**WHAT YOU HAVE TO DO:** Render the following material again verbatim, leaving nothing out.

**EXTRACTED DATA:**
######
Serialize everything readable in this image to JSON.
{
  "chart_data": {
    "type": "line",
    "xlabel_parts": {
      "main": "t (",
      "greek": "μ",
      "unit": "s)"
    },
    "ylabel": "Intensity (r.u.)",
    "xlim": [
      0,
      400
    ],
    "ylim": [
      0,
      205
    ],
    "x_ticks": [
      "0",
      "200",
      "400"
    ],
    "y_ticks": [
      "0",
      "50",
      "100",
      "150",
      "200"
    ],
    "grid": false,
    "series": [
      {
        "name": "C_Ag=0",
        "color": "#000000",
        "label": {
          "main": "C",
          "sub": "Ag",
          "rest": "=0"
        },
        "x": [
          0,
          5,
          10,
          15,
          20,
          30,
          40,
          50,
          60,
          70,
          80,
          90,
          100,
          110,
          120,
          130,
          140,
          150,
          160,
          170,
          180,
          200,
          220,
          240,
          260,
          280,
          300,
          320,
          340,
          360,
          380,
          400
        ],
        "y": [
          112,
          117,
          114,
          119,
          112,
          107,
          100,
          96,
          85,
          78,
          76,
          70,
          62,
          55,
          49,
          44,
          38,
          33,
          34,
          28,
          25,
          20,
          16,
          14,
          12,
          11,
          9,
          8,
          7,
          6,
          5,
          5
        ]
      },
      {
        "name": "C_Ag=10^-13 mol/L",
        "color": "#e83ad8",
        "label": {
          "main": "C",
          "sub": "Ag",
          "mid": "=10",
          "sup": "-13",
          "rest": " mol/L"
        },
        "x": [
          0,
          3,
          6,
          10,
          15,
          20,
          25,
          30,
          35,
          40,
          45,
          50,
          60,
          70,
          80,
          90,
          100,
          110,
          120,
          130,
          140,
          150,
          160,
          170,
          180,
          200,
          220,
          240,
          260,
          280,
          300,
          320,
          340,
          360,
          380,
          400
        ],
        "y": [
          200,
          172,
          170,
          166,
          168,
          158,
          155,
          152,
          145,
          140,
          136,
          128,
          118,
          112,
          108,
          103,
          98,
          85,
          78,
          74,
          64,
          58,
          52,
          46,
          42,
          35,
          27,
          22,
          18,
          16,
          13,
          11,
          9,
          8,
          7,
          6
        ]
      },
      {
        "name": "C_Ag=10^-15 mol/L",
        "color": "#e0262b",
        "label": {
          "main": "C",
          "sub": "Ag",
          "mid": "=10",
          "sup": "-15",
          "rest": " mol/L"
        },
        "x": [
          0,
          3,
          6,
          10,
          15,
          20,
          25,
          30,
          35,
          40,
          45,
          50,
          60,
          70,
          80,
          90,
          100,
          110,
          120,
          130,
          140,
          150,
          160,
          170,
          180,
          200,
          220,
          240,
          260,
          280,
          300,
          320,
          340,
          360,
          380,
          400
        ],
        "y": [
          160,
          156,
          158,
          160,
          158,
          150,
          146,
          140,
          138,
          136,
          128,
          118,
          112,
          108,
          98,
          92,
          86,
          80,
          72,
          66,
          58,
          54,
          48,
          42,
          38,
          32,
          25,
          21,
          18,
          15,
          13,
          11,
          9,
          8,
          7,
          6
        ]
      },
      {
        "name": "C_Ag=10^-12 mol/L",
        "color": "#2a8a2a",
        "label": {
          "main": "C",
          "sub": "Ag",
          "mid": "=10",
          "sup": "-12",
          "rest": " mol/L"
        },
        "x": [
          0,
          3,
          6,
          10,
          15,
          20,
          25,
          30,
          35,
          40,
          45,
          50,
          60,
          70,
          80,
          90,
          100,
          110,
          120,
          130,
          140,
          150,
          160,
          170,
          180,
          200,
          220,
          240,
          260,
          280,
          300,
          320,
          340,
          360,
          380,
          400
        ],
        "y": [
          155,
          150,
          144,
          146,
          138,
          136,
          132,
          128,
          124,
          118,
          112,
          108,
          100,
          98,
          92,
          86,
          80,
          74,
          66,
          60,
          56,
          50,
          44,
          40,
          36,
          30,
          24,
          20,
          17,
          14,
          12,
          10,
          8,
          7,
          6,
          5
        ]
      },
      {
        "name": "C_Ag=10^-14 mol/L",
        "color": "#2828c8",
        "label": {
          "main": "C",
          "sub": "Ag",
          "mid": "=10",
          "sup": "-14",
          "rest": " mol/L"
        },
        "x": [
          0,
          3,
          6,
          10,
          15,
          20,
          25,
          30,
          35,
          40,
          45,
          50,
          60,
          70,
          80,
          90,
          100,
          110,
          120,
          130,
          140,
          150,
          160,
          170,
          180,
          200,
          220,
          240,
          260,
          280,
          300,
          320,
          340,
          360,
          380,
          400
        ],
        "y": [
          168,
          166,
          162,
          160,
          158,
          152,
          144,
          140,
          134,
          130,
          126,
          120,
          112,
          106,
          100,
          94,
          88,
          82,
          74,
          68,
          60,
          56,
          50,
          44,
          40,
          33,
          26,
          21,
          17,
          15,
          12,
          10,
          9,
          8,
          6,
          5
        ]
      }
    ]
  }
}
######
**SOLUTION:**
Serialize everything readable in this image to JSON.
{
  "chart_data": {
    "type": "line",
    "xlabel_parts": {
      "main": "t (",
      "greek": "μ",
      "unit": "s)"
    },
    "ylabel": "Intensity (r.u.)",
    "xlim": [
      0,
      400
    ],
    "ylim": [
      0,
      205
    ],
    "x_ticks": [
      "0",
      "200",
      "400"
    ],
    "y_ticks": [
      "0",
      "50",
      "100",
      "150",
      "200"
    ],
    "grid": false,
    "series": [
      {
        "name": "C_Ag=0",
        "color": "#000000",
        "label": {
          "main": "C",
          "sub": "Ag",
          "rest": "=0"
        },
        "x": [
          0,
          5,
          10,
          15,
          20,
          30,
          40,
          50,
          60,
          70,
          80,
          90,
          100,
          110,
          120,
          130,
          140,
          150,
          160,
          170,
          180,
          200,
          220,
          240,
          260,
          280,
          300,
          320,
          340,
          360,
          380,
          400
        ],
        "y": [
          112,
          117,
          114,
          119,
          112,
          107,
          100,
          96,
          85,
          78,
          76,
          70,
          62,
          55,
          49,
          44,
          38,
          33,
          34,
          28,
          25,
          20,
          16,
          14,
          12,
          11,
          9,
          8,
          7,
          6,
          5,
          5
        ]
      },
      {
        "name": "C_Ag=10^-13 mol/L",
        "color": "#e83ad8",
        "label": {
          "main": "C",
          "sub": "Ag",
          "mid": "=10",
          "sup": "-13",
          "rest": " mol/L"
        },
        "x": [
          0,
          3,
          6,
          10,
          15,
          20,
          25,
          30,
          35,
          40,
          45,
          50,
          60,
          70,
          80,
          90,
          100,
          110,
          120,
          130,
          140,
          150,
          160,
          170,
          180,
          200,
          220,
          240,
          260,
          280,
          300,
          320,
          340,
          360,
          380,
          400
        ],
        "y": [
          200,
          172,
          170,
          166,
          168,
          158,
          155,
          152,
          145,
          140,
          136,
          128,
          118,
          112,
          108,
          103,
          98,
          85,
          78,
          74,
          64,
          58,
          52,
          46,
          42,
          35,
          27,
          22,
          18,
          16,
          13,
          11,
          9,
          8,
          7,
          6
        ]
      },
      {
        "name": "C_Ag=10^-15 mol/L",
        "color": "#e0262b",
        "label": {
          "main": "C",
          "sub": "Ag",
          "mid": "=10",
          "sup": "-15",
          "rest": " mol/L"
        },
        "x": [
          0,
          3,
          6,
          10,
          15,
          20,
          25,
          30,
          35,
          40,
          45,
          50,
          60,
          70,
          80,
          90,
          100,
          110,
          120,
          130,
          140,
          150,
          160,
          170,
          180,
          200,
          220,
          240,
          260,
          280,
          300,
          320,
          340,
          360,
          380,
          400
        ],
        "y": [
          160,
          156,
          158,
          160,
          158,
          150,
          146,
          140,
          138,
          136,
          128,
          118,
          112,
          108,
          98,
          92,
          86,
          80,
          72,
          66,
          58,
          54,
          48,
          42,
          38,
          32,
          25,
          21,
          18,
          15,
          13,
          11,
          9,
          8,
          7,
          6
        ]
      },
      {
        "name": "C_Ag=10^-12 mol/L",
        "color": "#2a8a2a",
        "label": {
          "main": "C",
          "sub": "Ag",
          "mid": "=10",
          "sup": "-12",
          "rest": " mol/L"
        },
        "x": [
          0,
          3,
          6,
          10,
          15,
          20,
          25,
          30,
          35,
          40,
          45,
          50,
          60,
          70,
          80,
          90,
          100,
          110,
          120,
          130,
          140,
          150,
          160,
          170,
          180,
          200,
          220,
          240,
          260,
          280,
          300,
          320,
          340,
          360,
          380,
          400
        ],
        "y": [
          155,
          150,
          144,
          146,
          138,
          136,
          132,
          128,
          124,
          118,
          112,
          108,
          100,
          98,
          92,
          86,
          80,
          74,
          66,
          60,
          56,
          50,
          44,
          40,
          36,
          30,
          24,
          20,
          17,
          14,
          12,
          10,
          8,
          7,
          6,
          5
        ]
      },
      {
        "name": "C_Ag=10^-14 mol/L",
        "color": "#2828c8",
        "label": {
          "main": "C",
          "sub": "Ag",
          "mid": "=10",
          "sup": "-14",
          "rest": " mol/L"
        },
        "x": [
          0,
          3,
          6,
          10,
          15,
          20,
          25,
          30,
          35,
          40,
          45,
          50,
          60,
          70,
          80,
          90,
          100,
          110,
          120,
          130,
          140,
          150,
          160,
          170,
          180,
          200,
          220,
          240,
          260,
          280,
          300,
          320,
          340,
          360,
          380,
          400
        ],
        "y": [
          168,
          166,
          162,
          160,
          158,
          152,
          144,
          140,
          134,
          130,
          126,
          120,
          112,
          106,
          100,
          94,
          88,
          82,
          74,
          68,
          60,
          56,
          50,
          44,
          40,
          33,
          26,
          21,
          17,
          15,
          12,
          10,
          9,
          8,
          6,
          5
        ]
      }
    ]
  }
}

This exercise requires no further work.